* BEGIN *

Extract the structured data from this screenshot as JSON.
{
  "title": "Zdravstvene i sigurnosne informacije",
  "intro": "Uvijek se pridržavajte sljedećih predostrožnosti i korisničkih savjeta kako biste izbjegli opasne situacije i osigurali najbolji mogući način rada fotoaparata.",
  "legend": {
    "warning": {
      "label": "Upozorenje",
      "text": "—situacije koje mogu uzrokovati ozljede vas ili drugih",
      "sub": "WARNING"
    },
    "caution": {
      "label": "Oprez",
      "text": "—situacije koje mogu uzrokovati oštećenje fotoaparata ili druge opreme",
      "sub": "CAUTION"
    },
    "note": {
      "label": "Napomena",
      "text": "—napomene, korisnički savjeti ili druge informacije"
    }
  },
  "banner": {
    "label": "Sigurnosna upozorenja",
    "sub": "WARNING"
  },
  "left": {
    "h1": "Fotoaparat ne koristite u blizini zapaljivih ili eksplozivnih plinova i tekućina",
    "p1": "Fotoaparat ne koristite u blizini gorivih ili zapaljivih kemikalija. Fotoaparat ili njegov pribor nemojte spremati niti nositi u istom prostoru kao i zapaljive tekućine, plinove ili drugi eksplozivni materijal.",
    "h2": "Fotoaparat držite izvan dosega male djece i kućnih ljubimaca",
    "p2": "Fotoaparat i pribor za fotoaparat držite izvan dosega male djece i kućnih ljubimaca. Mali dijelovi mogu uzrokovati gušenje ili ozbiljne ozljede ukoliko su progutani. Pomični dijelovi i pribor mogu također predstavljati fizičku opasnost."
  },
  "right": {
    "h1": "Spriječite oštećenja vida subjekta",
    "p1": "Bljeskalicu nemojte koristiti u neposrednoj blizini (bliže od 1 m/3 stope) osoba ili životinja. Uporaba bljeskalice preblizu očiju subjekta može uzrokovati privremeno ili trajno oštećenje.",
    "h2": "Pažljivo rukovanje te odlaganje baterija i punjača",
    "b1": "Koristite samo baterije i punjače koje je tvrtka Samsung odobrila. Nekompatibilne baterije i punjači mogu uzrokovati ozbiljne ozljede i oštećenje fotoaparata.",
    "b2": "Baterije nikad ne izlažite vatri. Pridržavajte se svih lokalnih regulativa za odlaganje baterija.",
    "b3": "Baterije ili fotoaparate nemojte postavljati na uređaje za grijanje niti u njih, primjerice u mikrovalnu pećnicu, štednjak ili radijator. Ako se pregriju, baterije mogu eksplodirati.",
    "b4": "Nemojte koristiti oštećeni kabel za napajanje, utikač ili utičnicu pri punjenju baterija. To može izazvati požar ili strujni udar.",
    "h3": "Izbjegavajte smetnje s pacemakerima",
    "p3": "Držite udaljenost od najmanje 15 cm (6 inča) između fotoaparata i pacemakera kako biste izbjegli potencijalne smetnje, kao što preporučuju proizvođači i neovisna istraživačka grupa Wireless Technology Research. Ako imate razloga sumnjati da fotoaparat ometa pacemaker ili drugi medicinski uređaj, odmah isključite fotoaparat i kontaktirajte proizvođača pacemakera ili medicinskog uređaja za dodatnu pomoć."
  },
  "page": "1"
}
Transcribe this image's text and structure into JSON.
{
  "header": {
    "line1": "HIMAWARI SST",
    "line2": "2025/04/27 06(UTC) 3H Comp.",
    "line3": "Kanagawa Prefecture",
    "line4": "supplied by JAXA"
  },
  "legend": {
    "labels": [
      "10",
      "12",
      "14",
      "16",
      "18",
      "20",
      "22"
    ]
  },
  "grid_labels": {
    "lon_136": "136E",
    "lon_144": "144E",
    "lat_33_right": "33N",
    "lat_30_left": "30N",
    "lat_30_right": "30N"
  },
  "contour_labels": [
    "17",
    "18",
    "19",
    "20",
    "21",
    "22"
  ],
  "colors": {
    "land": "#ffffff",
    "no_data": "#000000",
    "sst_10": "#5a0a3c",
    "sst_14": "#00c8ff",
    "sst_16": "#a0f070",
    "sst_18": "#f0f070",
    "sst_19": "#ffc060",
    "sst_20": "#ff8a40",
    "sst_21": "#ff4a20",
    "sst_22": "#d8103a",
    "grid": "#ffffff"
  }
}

* END *

* Stated exercise
Find the lines containing "blizini" and list every one of them.

* Task response
    "h1": "Fotoaparat ne koristite u blizini zapaljivih ili eksplozivnih plinova i tekućina",
    "p1": "Fotoaparat ne koristite u blizini gorivih ili zapaljivih kemikalija. Fotoaparat ili njegov pribor nemojte spremati niti nositi u istom prostoru kao i zapaljive tekućine, plinove ili drugi eksplozivni materijal.",
    "p1": "Bljeskalicu nemojte koristiti u neposrednoj blizini (bliže od 1 m/3 stope) osoba ili životinja. Uporaba bljeskalice preblizu očiju subjekta može uzrokovati privremeno ili trajno oštećenje.",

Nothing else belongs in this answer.